*Challenge*
Find the lines holding "beauty" and copy them.

*Records provided*
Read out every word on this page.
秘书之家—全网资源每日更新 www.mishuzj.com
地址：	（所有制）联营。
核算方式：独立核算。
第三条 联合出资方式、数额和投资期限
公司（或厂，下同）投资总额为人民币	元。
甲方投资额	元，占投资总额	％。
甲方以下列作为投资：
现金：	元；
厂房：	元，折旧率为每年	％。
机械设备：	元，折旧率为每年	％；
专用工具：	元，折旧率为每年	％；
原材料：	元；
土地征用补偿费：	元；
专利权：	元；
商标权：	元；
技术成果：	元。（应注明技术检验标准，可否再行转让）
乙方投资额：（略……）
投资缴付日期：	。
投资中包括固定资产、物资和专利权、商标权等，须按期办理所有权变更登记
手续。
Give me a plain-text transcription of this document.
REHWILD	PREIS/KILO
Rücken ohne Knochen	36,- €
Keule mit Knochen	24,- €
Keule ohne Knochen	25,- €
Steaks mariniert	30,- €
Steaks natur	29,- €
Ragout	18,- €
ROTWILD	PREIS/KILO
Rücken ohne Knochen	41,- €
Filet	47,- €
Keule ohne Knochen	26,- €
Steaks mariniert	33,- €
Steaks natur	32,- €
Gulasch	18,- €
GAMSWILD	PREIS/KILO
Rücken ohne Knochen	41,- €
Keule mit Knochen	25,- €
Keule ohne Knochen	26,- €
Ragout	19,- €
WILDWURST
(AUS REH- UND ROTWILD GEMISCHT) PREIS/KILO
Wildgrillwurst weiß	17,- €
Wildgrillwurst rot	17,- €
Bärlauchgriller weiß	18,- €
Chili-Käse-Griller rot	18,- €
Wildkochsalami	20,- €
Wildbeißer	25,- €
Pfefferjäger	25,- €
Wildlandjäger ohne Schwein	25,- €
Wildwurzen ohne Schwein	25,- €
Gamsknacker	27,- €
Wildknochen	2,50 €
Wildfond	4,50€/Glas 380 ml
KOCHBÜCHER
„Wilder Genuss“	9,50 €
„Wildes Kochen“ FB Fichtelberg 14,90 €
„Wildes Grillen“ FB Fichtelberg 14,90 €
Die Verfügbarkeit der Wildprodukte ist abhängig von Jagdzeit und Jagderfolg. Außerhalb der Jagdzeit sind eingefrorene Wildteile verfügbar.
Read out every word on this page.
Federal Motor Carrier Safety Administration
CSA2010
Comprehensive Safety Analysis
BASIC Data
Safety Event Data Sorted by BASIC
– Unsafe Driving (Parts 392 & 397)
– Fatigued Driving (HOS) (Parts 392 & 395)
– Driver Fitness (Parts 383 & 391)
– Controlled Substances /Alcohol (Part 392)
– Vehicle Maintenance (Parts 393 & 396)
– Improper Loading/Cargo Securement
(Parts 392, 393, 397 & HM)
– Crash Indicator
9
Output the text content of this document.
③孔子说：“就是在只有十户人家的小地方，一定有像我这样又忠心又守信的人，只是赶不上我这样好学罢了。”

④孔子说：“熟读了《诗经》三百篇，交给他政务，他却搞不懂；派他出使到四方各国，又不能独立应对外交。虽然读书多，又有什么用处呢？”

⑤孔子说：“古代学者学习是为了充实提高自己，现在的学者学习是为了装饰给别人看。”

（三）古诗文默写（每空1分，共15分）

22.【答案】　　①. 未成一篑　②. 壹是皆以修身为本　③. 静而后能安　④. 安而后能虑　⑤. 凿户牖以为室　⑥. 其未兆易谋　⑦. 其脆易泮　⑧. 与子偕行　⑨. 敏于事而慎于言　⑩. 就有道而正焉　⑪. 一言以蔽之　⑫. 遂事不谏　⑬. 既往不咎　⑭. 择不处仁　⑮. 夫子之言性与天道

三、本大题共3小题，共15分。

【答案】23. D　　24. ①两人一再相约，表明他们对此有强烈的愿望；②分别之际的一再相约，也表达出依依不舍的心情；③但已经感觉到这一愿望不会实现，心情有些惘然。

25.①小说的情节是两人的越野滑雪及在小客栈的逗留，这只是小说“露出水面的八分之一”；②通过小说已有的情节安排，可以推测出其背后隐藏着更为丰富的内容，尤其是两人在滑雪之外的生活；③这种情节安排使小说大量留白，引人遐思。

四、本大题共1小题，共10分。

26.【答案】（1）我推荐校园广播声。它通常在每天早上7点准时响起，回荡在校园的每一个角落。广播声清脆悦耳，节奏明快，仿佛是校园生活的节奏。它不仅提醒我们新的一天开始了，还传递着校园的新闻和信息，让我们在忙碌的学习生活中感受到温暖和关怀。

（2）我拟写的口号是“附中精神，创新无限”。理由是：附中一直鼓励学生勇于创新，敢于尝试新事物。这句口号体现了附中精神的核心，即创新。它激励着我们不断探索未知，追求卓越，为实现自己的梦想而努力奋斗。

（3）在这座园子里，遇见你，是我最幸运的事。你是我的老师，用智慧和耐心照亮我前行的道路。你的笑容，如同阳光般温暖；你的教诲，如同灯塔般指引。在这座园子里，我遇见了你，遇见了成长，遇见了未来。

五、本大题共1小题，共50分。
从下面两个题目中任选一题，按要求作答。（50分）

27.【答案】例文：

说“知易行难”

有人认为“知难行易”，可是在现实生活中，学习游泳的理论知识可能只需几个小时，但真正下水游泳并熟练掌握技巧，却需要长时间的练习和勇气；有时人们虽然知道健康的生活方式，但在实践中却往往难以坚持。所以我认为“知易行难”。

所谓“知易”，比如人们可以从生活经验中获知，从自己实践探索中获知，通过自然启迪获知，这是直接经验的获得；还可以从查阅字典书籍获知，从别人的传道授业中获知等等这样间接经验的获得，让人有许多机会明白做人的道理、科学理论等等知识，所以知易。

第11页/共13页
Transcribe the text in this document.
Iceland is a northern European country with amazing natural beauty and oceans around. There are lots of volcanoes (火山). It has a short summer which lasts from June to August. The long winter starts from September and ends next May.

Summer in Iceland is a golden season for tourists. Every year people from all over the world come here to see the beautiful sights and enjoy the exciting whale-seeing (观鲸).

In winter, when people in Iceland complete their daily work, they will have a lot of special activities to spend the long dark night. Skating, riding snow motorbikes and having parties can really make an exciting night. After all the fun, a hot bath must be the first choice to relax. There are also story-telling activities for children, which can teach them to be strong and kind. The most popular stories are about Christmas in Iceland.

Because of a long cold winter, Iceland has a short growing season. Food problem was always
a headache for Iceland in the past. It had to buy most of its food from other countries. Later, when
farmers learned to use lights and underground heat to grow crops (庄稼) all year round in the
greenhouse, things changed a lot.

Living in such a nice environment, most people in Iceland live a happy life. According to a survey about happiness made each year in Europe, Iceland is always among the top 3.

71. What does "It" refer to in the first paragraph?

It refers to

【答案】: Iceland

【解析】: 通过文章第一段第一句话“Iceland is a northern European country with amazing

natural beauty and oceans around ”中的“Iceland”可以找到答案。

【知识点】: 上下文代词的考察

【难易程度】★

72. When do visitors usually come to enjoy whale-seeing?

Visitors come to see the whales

*Written solution*
Iceland is a northern European country with amazing natural beauty and oceans around. There are lots of volcanoes (火山). It has a short summer which lasts from June to August. The long winter starts from September and ends next May.
natural beauty and oceans around ”中的“Iceland”可以找到答案。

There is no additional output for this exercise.